[START Records for this exercise]

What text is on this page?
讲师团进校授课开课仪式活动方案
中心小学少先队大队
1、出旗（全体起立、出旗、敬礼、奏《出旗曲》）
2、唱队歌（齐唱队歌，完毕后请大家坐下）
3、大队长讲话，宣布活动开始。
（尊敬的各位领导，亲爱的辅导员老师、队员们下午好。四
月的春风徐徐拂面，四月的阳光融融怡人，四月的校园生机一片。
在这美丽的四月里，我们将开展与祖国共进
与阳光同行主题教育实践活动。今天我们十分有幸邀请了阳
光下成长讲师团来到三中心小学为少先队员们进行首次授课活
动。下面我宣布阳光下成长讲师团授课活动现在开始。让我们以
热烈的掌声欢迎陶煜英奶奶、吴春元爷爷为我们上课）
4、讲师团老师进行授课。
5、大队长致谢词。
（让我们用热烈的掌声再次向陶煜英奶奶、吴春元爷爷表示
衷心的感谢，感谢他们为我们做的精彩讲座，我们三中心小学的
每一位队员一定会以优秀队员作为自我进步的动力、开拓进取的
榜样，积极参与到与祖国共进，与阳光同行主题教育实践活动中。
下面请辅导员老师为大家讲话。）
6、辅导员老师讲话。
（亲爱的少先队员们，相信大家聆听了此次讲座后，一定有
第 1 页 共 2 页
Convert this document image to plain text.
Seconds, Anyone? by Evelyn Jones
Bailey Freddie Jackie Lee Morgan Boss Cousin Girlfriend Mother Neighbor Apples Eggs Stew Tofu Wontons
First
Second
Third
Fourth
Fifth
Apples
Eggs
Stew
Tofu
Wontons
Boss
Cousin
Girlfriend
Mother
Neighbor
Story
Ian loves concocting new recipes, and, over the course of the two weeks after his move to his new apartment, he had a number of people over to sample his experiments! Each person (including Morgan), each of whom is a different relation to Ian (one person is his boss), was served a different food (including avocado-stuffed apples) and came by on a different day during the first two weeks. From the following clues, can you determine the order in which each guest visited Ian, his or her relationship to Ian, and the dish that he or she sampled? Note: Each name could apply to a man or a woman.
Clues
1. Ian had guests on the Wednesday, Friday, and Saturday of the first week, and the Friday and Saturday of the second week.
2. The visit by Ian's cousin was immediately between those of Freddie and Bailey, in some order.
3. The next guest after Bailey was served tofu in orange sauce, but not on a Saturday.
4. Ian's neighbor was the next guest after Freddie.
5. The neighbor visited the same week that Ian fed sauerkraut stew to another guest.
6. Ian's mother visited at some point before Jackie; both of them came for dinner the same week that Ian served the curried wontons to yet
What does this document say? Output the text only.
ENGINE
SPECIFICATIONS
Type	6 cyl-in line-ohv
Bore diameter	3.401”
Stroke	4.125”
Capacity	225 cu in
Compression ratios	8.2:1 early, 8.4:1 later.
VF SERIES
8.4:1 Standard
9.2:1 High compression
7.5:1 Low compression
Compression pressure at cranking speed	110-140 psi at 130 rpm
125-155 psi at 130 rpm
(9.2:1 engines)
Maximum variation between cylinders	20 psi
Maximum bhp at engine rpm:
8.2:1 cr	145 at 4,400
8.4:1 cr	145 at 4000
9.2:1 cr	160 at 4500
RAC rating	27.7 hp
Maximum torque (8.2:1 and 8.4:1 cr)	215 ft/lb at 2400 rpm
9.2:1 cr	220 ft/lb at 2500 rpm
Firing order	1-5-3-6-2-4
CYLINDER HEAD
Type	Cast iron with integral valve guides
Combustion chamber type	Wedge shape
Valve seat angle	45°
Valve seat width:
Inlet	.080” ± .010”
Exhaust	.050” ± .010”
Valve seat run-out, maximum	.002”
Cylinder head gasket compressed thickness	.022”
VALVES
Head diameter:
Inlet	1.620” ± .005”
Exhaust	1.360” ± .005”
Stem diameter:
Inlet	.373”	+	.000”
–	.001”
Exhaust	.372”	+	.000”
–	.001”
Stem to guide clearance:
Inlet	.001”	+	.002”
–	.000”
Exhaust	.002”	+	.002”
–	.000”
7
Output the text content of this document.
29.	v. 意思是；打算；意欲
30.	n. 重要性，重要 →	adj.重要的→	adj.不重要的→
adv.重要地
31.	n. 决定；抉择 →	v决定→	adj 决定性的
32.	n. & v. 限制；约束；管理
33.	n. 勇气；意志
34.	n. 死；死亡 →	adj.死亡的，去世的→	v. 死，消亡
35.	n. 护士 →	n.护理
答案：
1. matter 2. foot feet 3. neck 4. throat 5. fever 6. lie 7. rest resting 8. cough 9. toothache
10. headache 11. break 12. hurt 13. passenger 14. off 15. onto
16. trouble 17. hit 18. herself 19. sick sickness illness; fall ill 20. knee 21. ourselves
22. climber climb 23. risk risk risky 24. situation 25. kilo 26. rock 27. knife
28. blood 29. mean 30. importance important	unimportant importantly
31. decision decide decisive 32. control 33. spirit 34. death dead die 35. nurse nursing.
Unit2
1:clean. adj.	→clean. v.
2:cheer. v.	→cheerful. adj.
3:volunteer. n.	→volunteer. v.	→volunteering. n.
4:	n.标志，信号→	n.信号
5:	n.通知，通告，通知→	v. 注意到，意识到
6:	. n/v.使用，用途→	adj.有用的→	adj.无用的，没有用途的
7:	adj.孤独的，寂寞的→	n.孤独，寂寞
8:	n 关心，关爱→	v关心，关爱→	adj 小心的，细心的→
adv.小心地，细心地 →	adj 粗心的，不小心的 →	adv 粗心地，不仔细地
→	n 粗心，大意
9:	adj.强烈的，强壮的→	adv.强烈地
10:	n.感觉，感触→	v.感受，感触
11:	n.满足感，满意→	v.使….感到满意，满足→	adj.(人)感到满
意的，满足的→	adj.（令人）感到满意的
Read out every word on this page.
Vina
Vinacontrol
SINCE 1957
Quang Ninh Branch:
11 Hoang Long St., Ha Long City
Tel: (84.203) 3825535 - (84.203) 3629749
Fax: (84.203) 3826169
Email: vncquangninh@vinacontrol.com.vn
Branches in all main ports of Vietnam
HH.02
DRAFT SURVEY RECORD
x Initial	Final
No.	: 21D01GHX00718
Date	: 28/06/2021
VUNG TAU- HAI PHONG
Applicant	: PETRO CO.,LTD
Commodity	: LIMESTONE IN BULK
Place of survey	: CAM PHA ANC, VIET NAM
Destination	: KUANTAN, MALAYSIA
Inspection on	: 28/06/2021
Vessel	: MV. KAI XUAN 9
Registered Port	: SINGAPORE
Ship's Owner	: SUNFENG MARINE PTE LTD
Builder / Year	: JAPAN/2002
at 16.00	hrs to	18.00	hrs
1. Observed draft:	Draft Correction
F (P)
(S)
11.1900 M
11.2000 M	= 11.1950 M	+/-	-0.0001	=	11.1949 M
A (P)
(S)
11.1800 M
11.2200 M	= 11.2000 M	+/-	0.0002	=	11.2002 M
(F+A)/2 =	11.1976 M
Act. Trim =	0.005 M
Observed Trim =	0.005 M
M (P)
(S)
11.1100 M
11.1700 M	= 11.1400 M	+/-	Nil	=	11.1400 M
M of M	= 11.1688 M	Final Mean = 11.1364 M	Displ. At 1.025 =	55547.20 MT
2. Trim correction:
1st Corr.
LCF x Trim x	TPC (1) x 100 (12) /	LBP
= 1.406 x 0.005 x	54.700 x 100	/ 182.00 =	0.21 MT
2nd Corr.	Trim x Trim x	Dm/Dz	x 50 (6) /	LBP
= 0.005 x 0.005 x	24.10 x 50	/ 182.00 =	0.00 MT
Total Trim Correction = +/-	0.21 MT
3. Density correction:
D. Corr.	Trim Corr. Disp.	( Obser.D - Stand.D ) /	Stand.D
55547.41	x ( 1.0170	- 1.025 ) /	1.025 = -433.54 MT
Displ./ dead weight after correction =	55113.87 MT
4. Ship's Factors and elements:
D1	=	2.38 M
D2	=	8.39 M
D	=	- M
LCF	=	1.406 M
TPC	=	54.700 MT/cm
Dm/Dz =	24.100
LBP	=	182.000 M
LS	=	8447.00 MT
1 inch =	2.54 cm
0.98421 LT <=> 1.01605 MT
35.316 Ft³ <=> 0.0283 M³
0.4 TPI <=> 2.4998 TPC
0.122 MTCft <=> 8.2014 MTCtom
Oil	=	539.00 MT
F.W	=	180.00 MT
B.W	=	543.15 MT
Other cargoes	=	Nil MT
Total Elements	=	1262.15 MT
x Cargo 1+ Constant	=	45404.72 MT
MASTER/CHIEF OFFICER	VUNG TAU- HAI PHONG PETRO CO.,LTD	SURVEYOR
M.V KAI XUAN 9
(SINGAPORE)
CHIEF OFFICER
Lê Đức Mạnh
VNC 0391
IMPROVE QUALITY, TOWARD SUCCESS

[END Records for this exercise]

# Task objective
Each line above that holds the string "What" should be copied and shown.

# Worked answer
What text is on this page?
What does this document say? Output the text only.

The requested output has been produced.